§ **TASK TO COMPLETE**
Filter the entries that follow, copying every line in which the word "Модернизация" appears.

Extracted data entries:
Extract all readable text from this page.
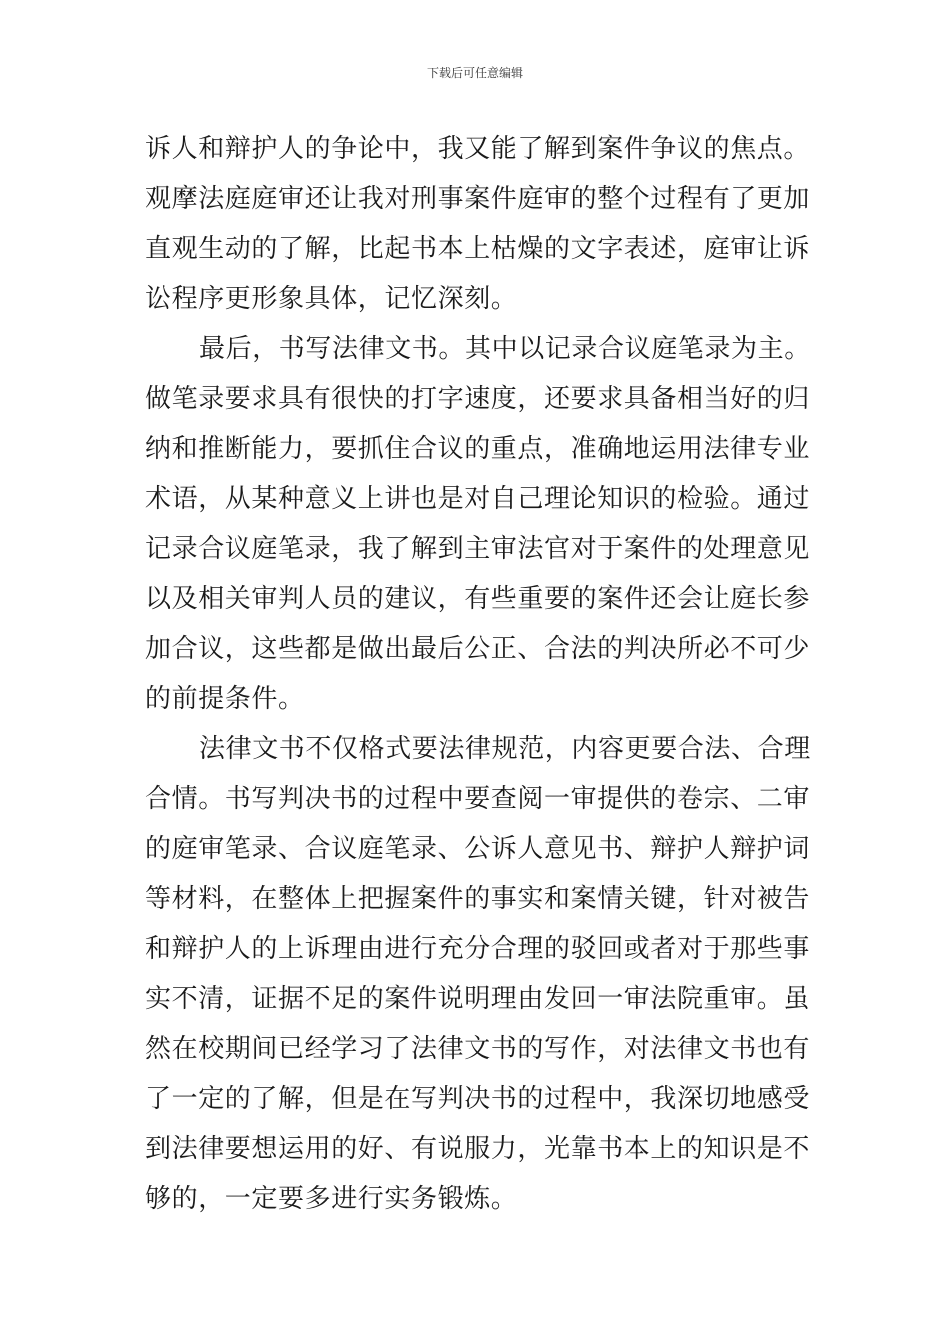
下载后可任意编辑
诉人和辩护人的争论中，我又能了解到案件争议的焦点。
观摩法庭庭审还让我对刑事案件庭审的整个过程有了更加
直观生动的了解，比起书本上枯燥的文字表述，庭审让诉
讼程序更形象具体，记忆深刻。
最后，书写法律文书。其中以记录合议庭笔录为主。
做笔录要求具有很快的打字速度，还要求具备相当好的归
纳和推断能力，要抓住合议的重点，准确地运用法律专业
术语，从某种意义上讲也是对自己理论知识的检验。通过
记录合议庭笔录，我了解到主审法官对于案件的处理意见
以及相关审判人员的建议，有些重要的案件还会让庭长参
加合议，这些都是做出最后公正、合法的判决所必不可少
的前提条件。
法律文书不仅格式要法律规范，内容更要合法、合理
合情。书写判决书的过程中要查阅一审提供的卷宗、二审
的庭审笔录、合议庭笔录、公诉人意见书、辩护人辩护词
等材料，在整体上把握案件的事实和案情关键，针对被告
和辩护人的上诉理由进行充分合理的驳回或者对于那些事
实不清，证据不足的案件说明理由发回一审法院重审。虽
然在校期间已经学习了法律文书的写作，对法律文书也有
了一定的了解，但是在写判决书的过程中，我深切地感受
到法律要想运用的好、有说服力，光靠书本上的知识是不
够的，一定要多进行实务锻炼。
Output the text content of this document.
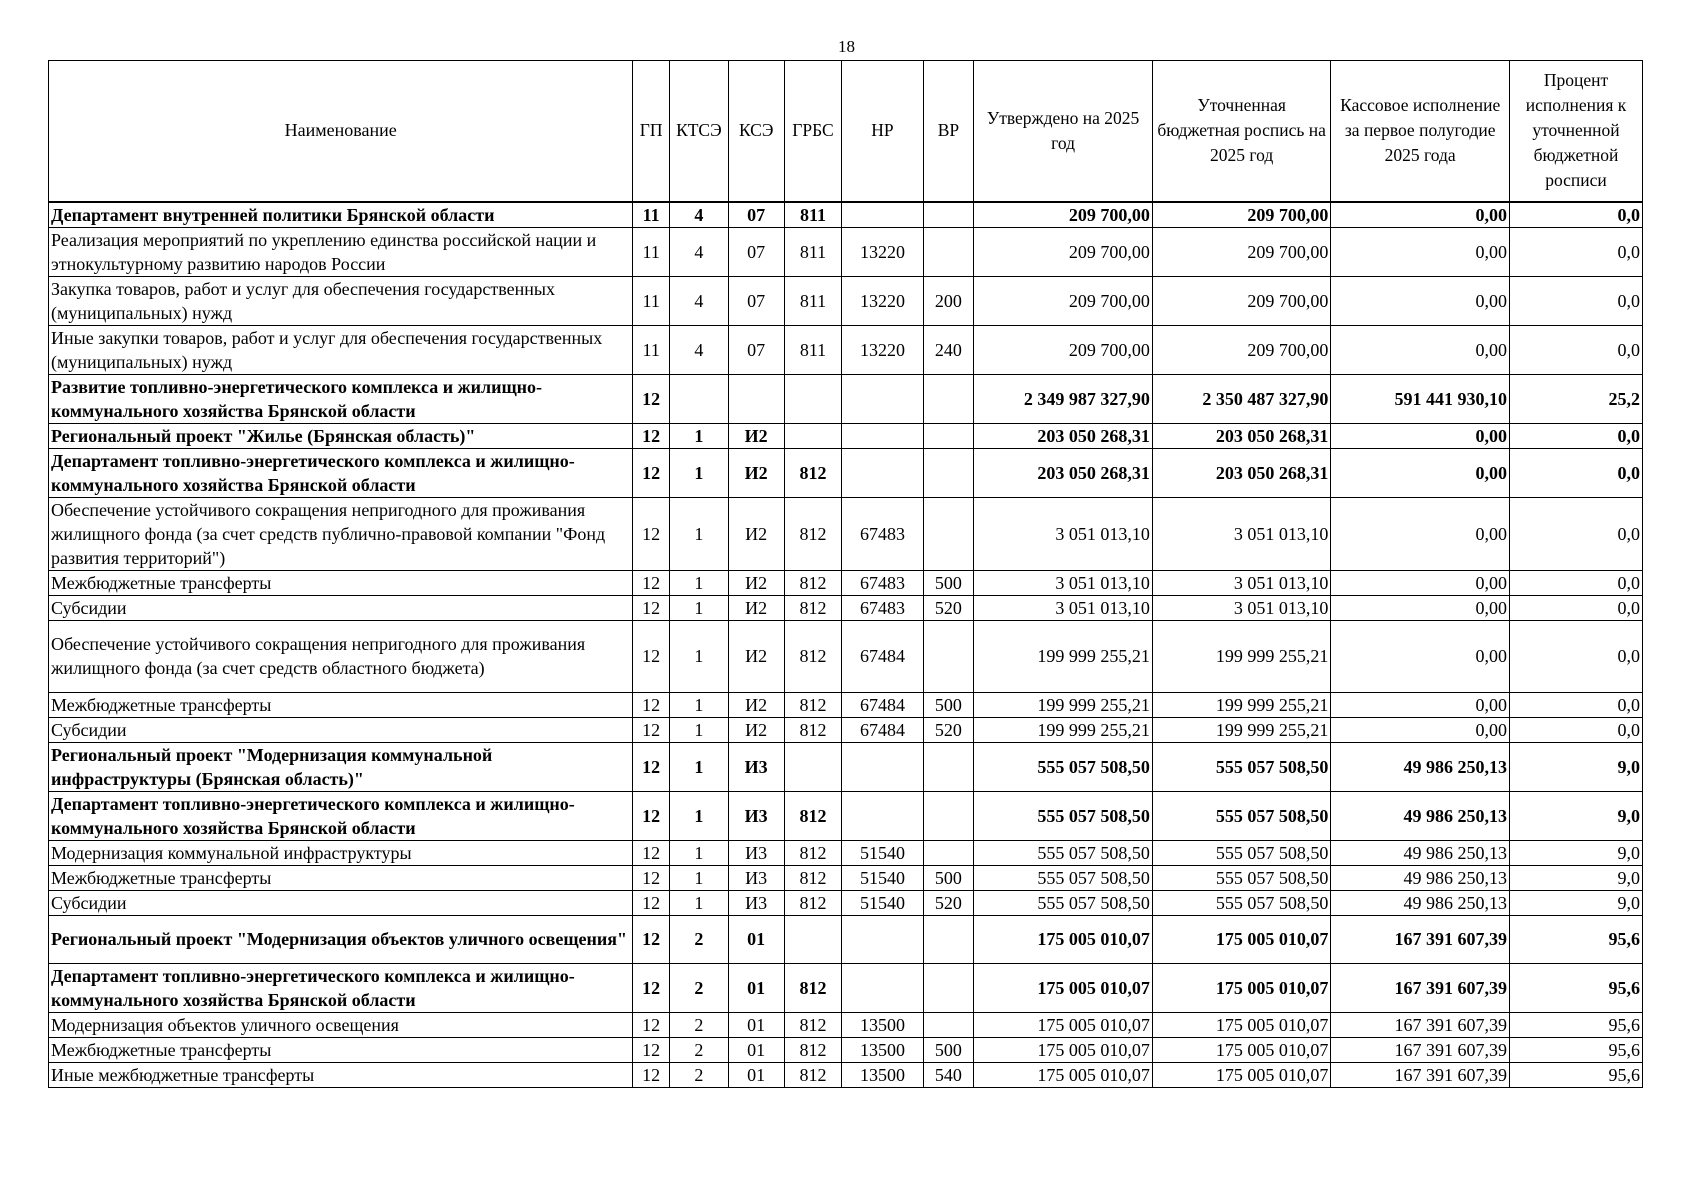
18
Наименование	ГП	КТСЭ	КСЭ	ГРБС	НР	ВР	Утверждено на 2025 год	Уточненная бюджетная роспись на 2025 год	Кассовое исполнение за первое полугодие 2025 года	Процент исполнения к уточненной бюджетной росписи
Департамент внутренней политики Брянской области	11	4	07	811			209 700,00	209 700,00	0,00	0,0
Реализация мероприятий по укреплению единства российской нации и этнокультурному развитию народов России	11	4	07	811	13220		209 700,00	209 700,00	0,00	0,0
Закупка товаров, работ и услуг для обеспечения государственных (муниципальных) нужд	11	4	07	811	13220	200	209 700,00	209 700,00	0,00	0,0
Иные закупки товаров, работ и услуг для обеспечения государственных (муниципальных) нужд	11	4	07	811	13220	240	209 700,00	209 700,00	0,00	0,0
Развитие топливно-энергетического комплекса и жилищно-коммунального хозяйства Брянской области	12						2 349 987 327,90	2 350 487 327,90	591 441 930,10	25,2
Региональный проект "Жилье (Брянская область)"	12	1	И2				203 050 268,31	203 050 268,31	0,00	0,0
Департамент топливно-энергетического комплекса и жилищно-коммунального хозяйства Брянской области	12	1	И2	812			203 050 268,31	203 050 268,31	0,00	0,0
Обеспечение устойчивого сокращения непригодного для проживания жилищного фонда (за счет средств публично-правовой компании "Фонд развития территорий")	12	1	И2	812	67483		3 051 013,10	3 051 013,10	0,00	0,0
Межбюджетные трансферты	12	1	И2	812	67483	500	3 051 013,10	3 051 013,10	0,00	0,0
Субсидии	12	1	И2	812	67483	520	3 051 013,10	3 051 013,10	0,00	0,0
Обеспечение устойчивого сокращения непригодного для проживания жилищного фонда (за счет средств областного бюджета)	12	1	И2	812	67484		199 999 255,21	199 999 255,21	0,00	0,0
Межбюджетные трансферты	12	1	И2	812	67484	500	199 999 255,21	199 999 255,21	0,00	0,0
Субсидии	12	1	И2	812	67484	520	199 999 255,21	199 999 255,21	0,00	0,0
Региональный проект "Модернизация коммунальной инфраструктуры (Брянская область)"	12	1	И3				555 057 508,50	555 057 508,50	49 986 250,13	9,0
Департамент топливно-энергетического комплекса и жилищно-коммунального хозяйства Брянской области	12	1	И3	812			555 057 508,50	555 057 508,50	49 986 250,13	9,0
Модернизация коммунальной инфраструктуры	12	1	И3	812	51540		555 057 508,50	555 057 508,50	49 986 250,13	9,0
Межбюджетные трансферты	12	1	И3	812	51540	500	555 057 508,50	555 057 508,50	49 986 250,13	9,0
Субсидии	12	1	И3	812	51540	520	555 057 508,50	555 057 508,50	49 986 250,13	9,0
Региональный проект "Модернизация объектов уличного освещения"	12	2	01				175 005 010,07	175 005 010,07	167 391 607,39	95,6
Департамент топливно-энергетического комплекса и жилищно-коммунального хозяйства Брянской области	12	2	01	812			175 005 010,07	175 005 010,07	167 391 607,39	95,6
Модернизация объектов уличного освещения	12	2	01	812	13500		175 005 010,07	175 005 010,07	167 391 607,39	95,6
Межбюджетные трансферты	12	2	01	812	13500	500	175 005 010,07	175 005 010,07	167 391 607,39	95,6
Иные межбюджетные трансферты	12	2	01	812	13500	540	175 005 010,07	175 005 010,07	167 391 607,39	95,6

§ **SOLUTION TO THE EXERCISE**
Региональный проект "Модернизация коммунальной инфраструктуры (Брянская область)"	12	1	И3				555 057 508,50	555 057 508,50	49 986 250,13	9,0
Модернизация коммунальной инфраструктуры	12	1	И3	812	51540		555 057 508,50	555 057 508,50	49 986 250,13	9,0
Региональный проект "Модернизация объектов уличного освещения"	12	2	01				175 005 010,07	175 005 010,07	167 391 607,39	95,6
Модернизация объектов уличного освещения	12	2	01	812	13500		175 005 010,07	175 005 010,07	167 391 607,39	95,6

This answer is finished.